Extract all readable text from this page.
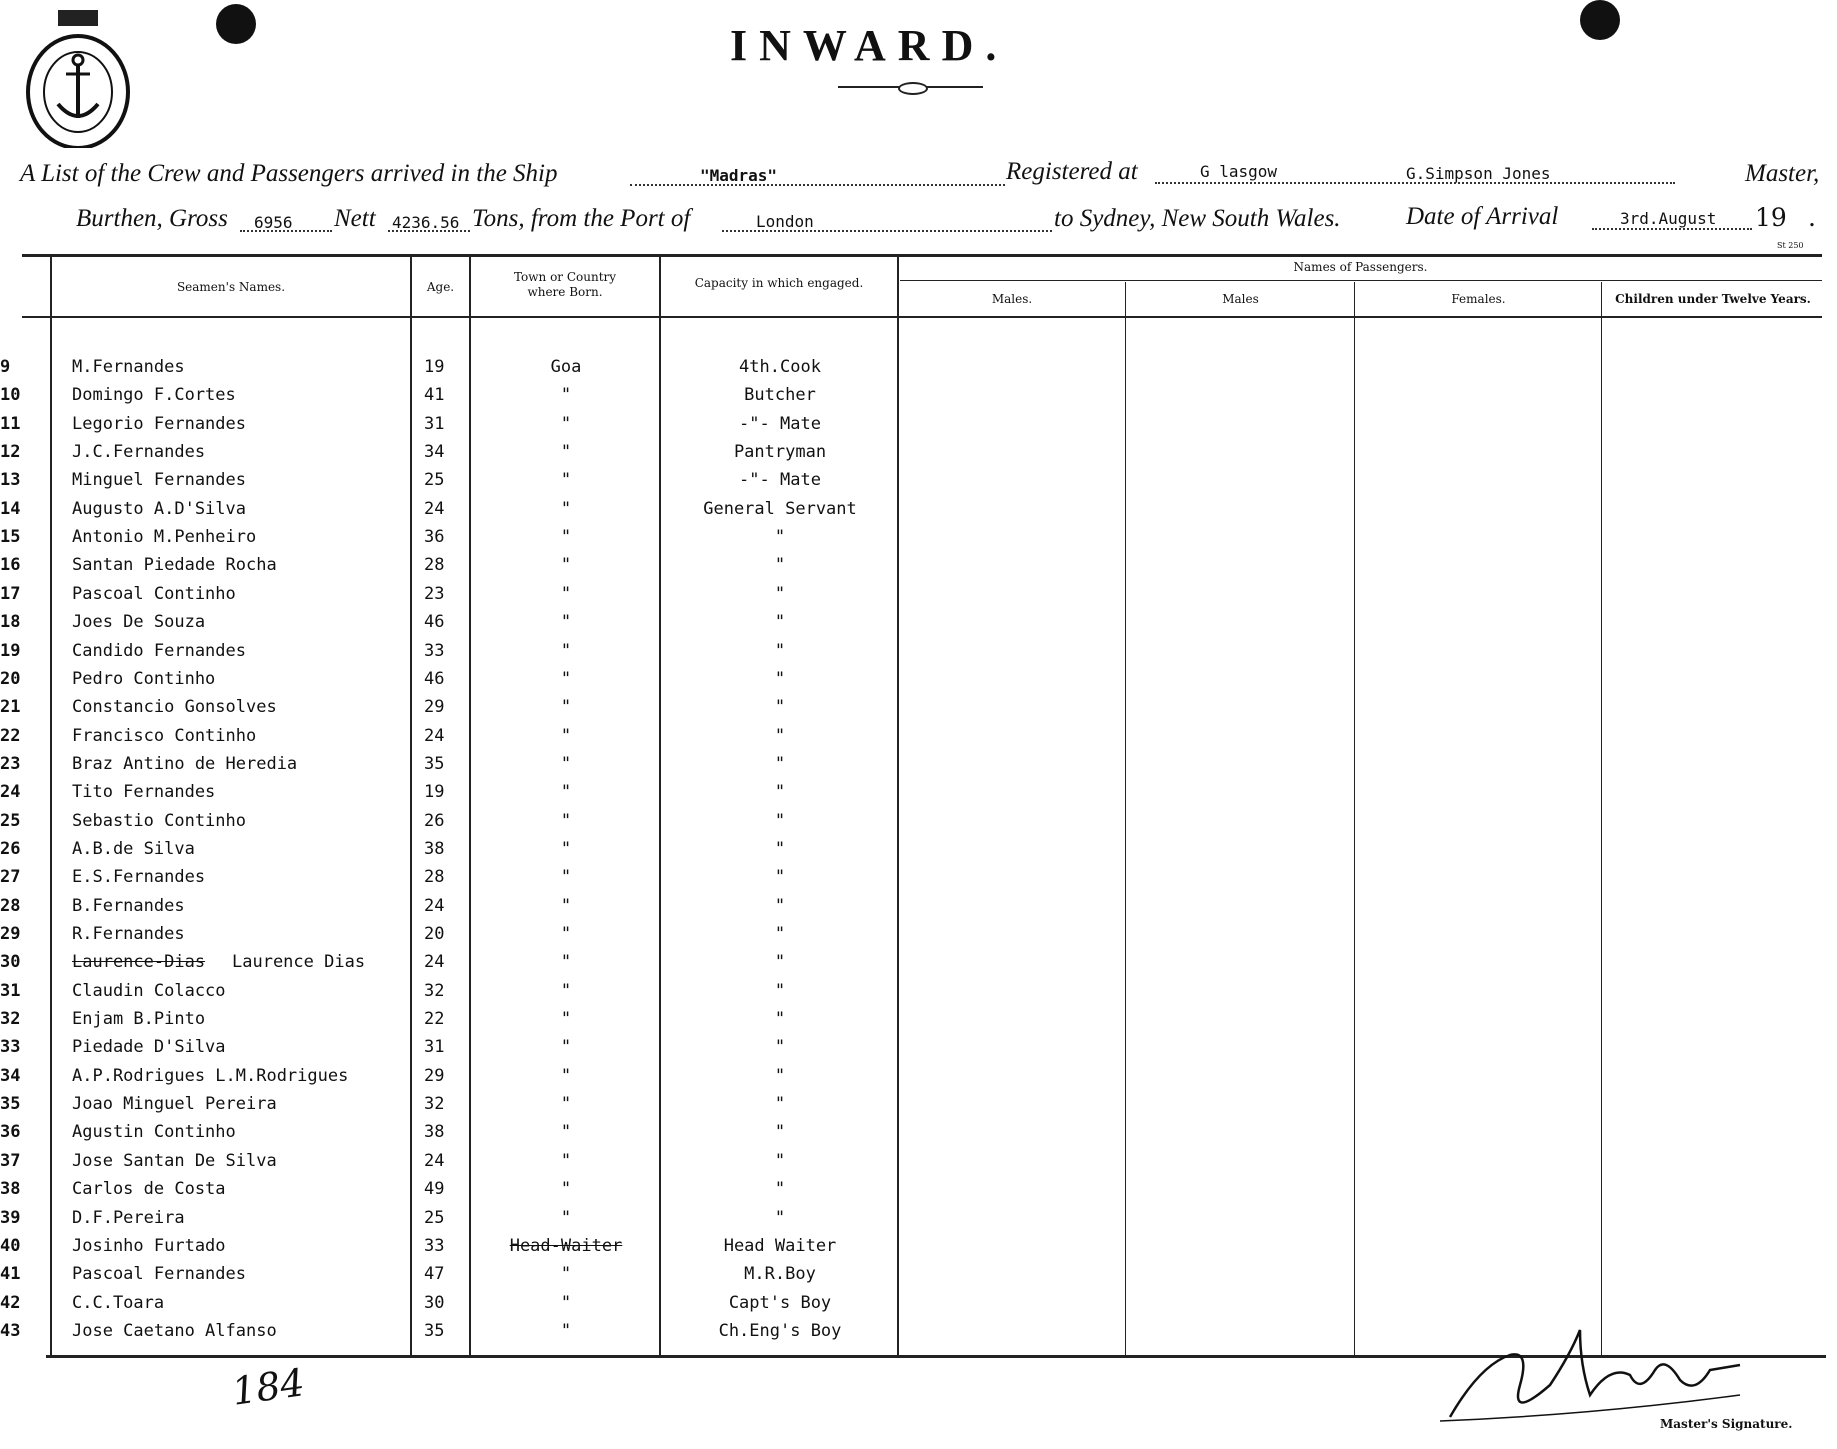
INWARD.
A List of the Crew and Passengers arrived in the Ship	"Madras"	Registered at	G lasgow	G.Simpson Jones	Master,
Burthen, Gross 6956 Nett 4236.56 Tons, from the Port of	London	to Sydney, New South Wales.	Date of Arrival	3rd.August 19 .
St 250
Seamen's Names.	Age.
Town or Country
where Born.
Capacity in which engaged.
Names of Passengers.
Males.	Males	Females.	Children under Twelve Years.
9	M.Fernandes	19	Goa	4th.Cook
10	Domingo F.Cortes	41	"	Butcher
11	Legorio Fernandes	31	"	-"- Mate
12	J.C.Fernandes	34	"	Pantryman
13	Minguel Fernandes	25	"	-"- Mate
14	Augusto A.D'Silva	24	"	General Servant
15	Antonio M.Penheiro	36	"	"
16	Santan Piedade Rocha	28	"	"
17	Pascoal Continho	23	"	"
18	Joes De Souza	46	"	"
19	Candido Fernandes	33	"	"
20	Pedro Continho	46	"	"
21	Constancio Gonsolves	29	"	"
22	Francisco Continho	24	"	"
23	Braz Antino de Heredia	35	"	"
24	Tito Fernandes	19	"	"
25	Sebastio Continho	26	"	"
26	A.B.de Silva	38	"	"
27	E.S.Fernandes	28	"	"
28	B.Fernandes	24	"	"
29	R.Fernandes	20	"	"
30	Laurence-Dias Laurence Dias	24	"	"
31	Claudin Colacco	32	"	"
32	Enjam B.Pinto	22	"	"
33	Piedade D'Silva	31	"	"
34	A.P.Rodrigues L.M.Rodrigues	29	"	"
35	Joao Minguel Pereira	32	"	"
36	Agustin Continho	38	"	"
37	Jose Santan De Silva	24	"	"
38	Carlos de Costa	49	"	"
39	D.F.Pereira	25	"	"
40	Josinho Furtado	33	Head-Waiter	Head Waiter
41	Pascoal Fernandes	47	"	M.R.Boy
42	C.C.Toara	30	"	Capt's Boy
43	Jose Caetano Alfanso	35	"	Ch.Eng's Boy
184
Master's Signature.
————————
To be done: Figure out how many lines above include the string "Pascoal", then report that number and nothing else.

Task result: 2